> RECORDS FOR THIS TASK
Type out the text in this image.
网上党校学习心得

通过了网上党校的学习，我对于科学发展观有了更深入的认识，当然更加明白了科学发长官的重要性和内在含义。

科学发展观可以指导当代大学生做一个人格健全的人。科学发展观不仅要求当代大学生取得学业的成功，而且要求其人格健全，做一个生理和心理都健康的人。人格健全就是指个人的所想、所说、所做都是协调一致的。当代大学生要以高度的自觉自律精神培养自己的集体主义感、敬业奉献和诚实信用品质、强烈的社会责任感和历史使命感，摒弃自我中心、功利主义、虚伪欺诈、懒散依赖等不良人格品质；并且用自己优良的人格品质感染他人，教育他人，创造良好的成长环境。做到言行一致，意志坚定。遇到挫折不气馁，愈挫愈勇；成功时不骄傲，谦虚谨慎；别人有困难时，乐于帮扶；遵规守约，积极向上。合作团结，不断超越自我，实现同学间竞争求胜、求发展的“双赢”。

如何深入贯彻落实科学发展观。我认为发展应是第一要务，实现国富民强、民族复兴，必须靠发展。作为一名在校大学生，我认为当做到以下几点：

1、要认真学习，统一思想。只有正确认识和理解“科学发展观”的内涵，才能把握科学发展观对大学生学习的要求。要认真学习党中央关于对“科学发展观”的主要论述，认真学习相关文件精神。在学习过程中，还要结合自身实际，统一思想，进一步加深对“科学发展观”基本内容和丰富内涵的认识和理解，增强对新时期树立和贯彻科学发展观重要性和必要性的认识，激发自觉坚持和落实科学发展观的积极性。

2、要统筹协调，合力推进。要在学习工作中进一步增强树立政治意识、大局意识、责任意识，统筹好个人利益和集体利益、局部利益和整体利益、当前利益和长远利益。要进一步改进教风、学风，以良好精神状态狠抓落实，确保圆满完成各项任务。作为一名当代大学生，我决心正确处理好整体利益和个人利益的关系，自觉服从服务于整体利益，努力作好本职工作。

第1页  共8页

> THE EXERCISE
Every entry must be quoted exactly as it appears above.

> TASK ANSWER
Type out the text in this image.
网上党校学习心得

通过了网上党校的学习，我对于科学发展观有了更深入的认识，当然更加明白了科学发长官的重要性和内在含义。

科学发展观可以指导当代大学生做一个人格健全的人。科学发展观不仅要求当代大学生取得学业的成功，而且要求其人格健全，做一个生理和心理都健康的人。人格健全就是指个人的所想、所说、所做都是协调一致的。当代大学生要以高度的自觉自律精神培养自己的集体主义感、敬业奉献和诚实信用品质、强烈的社会责任感和历史使命感，摒弃自我中心、功利主义、虚伪欺诈、懒散依赖等不良人格品质；并且用自己优良的人格品质感染他人，教育他人，创造良好的成长环境。做到言行一致，意志坚定。遇到挫折不气馁，愈挫愈勇；成功时不骄傲，谦虚谨慎；别人有困难时，乐于帮扶；遵规守约，积极向上。合作团结，不断超越自我，实现同学间竞争求胜、求发展的“双赢”。

如何深入贯彻落实科学发展观。我认为发展应是第一要务，实现国富民强、民族复兴，必须靠发展。作为一名在校大学生，我认为当做到以下几点：

1、要认真学习，统一思想。只有正确认识和理解“科学发展观”的内涵，才能把握科学发展观对大学生学习的要求。要认真学习党中央关于对“科学发展观”的主要论述，认真学习相关文件精神。在学习过程中，还要结合自身实际，统一思想，进一步加深对“科学发展观”基本内容和丰富内涵的认识和理解，增强对新时期树立和贯彻科学发展观重要性和必要性的认识，激发自觉坚持和落实科学发展观的积极性。

2、要统筹协调，合力推进。要在学习工作中进一步增强树立政治意识、大局意识、责任意识，统筹好个人利益和集体利益、局部利益和整体利益、当前利益和长远利益。要进一步改进教风、学风，以良好精神状态狠抓落实，确保圆满完成各项任务。作为一名当代大学生，我决心正确处理好整体利益和个人利益的关系，自觉服从服务于整体利益，努力作好本职工作。

第1页  共8页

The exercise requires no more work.